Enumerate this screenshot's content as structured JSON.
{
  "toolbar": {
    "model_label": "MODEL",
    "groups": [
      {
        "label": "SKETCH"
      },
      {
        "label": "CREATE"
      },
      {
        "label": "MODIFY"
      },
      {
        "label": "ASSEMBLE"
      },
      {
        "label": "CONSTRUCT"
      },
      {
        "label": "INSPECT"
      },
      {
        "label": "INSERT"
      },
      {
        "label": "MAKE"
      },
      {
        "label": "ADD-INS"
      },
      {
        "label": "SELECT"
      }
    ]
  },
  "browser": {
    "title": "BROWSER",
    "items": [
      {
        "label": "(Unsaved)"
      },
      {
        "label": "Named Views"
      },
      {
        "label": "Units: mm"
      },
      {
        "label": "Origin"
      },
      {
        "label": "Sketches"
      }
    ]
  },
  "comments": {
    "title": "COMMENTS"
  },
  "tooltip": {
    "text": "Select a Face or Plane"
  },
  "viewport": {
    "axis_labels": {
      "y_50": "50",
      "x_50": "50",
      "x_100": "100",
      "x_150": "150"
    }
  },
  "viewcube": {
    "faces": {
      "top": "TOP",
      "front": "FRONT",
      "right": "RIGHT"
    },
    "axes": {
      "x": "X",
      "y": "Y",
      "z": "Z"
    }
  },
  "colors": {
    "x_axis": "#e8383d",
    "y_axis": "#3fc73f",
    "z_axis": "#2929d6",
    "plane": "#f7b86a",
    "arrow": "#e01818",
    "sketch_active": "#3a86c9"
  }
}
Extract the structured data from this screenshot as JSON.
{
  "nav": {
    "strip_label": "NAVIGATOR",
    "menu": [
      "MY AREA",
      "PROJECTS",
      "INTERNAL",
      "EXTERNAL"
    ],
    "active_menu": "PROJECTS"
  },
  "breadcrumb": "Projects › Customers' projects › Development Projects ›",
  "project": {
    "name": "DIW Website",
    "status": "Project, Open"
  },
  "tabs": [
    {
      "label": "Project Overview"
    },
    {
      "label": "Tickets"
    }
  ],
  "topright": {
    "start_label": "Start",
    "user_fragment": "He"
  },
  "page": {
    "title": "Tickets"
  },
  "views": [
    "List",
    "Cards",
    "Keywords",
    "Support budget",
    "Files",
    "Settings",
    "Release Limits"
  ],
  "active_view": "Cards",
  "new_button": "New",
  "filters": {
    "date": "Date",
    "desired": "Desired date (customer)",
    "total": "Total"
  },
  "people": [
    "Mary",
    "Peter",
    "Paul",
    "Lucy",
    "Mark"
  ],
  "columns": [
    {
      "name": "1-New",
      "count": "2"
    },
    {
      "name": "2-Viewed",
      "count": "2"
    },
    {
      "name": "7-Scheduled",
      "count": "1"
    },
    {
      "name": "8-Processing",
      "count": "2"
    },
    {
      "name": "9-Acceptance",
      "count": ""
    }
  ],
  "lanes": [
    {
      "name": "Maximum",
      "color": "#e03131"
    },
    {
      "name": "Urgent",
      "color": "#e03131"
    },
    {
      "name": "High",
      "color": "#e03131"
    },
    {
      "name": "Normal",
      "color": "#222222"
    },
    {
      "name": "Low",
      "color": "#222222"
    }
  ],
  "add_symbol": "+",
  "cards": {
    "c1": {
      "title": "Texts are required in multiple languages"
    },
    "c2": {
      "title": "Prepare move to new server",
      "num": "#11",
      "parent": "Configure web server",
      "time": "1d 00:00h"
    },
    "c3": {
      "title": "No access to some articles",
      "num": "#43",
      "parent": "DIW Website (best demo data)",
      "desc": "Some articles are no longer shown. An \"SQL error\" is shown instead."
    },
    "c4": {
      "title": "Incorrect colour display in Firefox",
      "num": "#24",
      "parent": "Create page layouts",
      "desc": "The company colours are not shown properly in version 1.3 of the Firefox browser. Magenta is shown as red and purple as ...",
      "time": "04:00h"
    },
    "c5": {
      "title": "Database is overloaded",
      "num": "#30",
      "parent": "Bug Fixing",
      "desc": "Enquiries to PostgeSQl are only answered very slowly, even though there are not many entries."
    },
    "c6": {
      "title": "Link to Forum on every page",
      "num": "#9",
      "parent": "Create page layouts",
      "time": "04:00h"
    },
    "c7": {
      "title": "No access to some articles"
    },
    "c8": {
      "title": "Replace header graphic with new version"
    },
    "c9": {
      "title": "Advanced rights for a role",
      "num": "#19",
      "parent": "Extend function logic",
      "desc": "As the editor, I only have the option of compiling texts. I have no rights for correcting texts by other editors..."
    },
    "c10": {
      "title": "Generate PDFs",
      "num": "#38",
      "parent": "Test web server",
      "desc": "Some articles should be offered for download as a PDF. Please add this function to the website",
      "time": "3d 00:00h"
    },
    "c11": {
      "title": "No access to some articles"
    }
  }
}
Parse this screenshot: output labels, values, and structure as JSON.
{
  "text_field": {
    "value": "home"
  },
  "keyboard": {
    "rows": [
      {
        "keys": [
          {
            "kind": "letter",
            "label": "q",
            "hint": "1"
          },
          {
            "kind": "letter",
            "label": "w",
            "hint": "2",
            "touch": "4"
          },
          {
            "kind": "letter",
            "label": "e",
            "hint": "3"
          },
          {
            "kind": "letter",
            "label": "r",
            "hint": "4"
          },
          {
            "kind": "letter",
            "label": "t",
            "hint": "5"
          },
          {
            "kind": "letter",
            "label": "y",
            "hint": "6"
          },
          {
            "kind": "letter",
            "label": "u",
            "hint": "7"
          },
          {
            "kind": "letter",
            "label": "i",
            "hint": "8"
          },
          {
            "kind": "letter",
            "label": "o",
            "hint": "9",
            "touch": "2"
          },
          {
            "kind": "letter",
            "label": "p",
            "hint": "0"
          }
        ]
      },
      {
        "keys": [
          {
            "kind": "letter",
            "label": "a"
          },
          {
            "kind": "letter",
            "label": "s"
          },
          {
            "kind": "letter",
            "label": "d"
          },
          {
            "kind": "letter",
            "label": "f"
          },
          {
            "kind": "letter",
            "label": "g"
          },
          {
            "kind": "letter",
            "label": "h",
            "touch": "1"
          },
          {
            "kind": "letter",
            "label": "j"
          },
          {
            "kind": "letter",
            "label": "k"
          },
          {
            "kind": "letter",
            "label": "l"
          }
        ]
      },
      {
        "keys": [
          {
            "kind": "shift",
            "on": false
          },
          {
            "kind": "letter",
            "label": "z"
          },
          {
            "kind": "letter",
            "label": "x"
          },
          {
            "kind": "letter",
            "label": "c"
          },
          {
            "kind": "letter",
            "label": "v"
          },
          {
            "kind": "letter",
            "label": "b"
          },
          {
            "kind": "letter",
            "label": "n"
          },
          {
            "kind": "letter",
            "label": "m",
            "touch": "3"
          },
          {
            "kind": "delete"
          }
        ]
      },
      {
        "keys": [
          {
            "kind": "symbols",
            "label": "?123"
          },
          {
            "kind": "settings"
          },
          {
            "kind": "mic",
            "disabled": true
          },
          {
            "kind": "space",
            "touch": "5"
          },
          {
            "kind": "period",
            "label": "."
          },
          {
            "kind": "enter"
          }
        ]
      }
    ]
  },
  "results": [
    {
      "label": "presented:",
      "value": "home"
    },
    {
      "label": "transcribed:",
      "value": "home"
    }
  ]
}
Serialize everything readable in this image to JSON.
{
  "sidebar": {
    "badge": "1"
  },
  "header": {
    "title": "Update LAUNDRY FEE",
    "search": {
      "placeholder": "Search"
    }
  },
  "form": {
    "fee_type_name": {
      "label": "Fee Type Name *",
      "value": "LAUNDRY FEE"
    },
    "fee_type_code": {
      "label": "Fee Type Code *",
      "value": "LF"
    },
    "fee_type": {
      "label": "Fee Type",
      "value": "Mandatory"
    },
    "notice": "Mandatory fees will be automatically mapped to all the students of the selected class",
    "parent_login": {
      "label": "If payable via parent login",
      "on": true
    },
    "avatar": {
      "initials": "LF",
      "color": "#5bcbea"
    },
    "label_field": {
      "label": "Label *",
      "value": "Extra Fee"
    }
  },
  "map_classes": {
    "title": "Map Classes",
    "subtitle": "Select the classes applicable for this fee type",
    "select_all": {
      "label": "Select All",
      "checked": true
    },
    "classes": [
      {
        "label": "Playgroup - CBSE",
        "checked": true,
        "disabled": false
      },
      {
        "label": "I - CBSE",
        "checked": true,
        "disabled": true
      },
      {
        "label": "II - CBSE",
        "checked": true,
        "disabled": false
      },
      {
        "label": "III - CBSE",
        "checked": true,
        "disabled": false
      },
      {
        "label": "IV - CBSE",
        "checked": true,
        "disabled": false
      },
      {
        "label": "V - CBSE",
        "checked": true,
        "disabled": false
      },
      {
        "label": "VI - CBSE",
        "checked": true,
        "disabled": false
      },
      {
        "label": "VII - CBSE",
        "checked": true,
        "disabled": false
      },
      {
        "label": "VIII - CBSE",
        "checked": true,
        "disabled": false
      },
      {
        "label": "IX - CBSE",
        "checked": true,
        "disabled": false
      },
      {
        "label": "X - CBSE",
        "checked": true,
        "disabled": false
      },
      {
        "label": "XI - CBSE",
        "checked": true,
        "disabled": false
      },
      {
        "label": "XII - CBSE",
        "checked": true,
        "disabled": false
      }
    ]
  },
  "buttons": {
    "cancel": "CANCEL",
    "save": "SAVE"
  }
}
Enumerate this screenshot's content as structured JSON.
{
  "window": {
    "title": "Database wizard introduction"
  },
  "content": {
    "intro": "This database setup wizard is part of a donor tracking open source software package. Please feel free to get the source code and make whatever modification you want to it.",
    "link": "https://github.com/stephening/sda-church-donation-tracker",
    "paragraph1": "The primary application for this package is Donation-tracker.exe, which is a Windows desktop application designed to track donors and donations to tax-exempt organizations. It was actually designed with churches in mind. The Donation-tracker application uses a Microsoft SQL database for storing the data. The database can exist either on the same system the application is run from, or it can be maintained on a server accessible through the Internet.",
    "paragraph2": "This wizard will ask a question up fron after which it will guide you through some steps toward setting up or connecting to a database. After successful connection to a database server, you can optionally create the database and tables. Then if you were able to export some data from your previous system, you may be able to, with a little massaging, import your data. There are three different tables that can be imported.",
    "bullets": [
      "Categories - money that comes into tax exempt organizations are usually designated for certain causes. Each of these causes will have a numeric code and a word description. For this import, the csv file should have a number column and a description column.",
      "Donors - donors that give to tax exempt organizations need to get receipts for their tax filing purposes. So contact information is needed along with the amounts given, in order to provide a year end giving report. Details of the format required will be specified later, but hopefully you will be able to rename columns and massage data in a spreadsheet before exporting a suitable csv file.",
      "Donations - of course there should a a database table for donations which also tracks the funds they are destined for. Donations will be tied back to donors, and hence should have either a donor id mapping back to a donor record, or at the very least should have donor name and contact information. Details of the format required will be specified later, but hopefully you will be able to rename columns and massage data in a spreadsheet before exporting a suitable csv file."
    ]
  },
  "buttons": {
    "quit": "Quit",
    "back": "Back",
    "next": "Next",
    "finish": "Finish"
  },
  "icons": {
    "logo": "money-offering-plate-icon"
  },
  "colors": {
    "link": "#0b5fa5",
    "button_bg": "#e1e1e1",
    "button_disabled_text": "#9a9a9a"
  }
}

───

* Task description *
Collect the lines that hold "required".

* Task result *
      "title": "Texts are required in multiple languages"
      "Donors - donors that give to tax exempt organizations need to get receipts for their tax filing purposes. So contact information is needed along with the amounts given, in order to provide a year end giving report. Details of the format required will be specified later, but hopefully you will be able to rename columns and massage data in a spreadsheet before exporting a suitable csv file.",
      "Donations - of course there should a a database table for donations which also tracks the funds they are destined for. Donations will be tied back to donors, and hence should have either a donor id mapping back to a donor record, or at the very least should have donor name and contact information. Details of the format required will be specified later, but hopefully you will be able to rename columns and massage data in a spreadsheet before exporting a suitable csv file."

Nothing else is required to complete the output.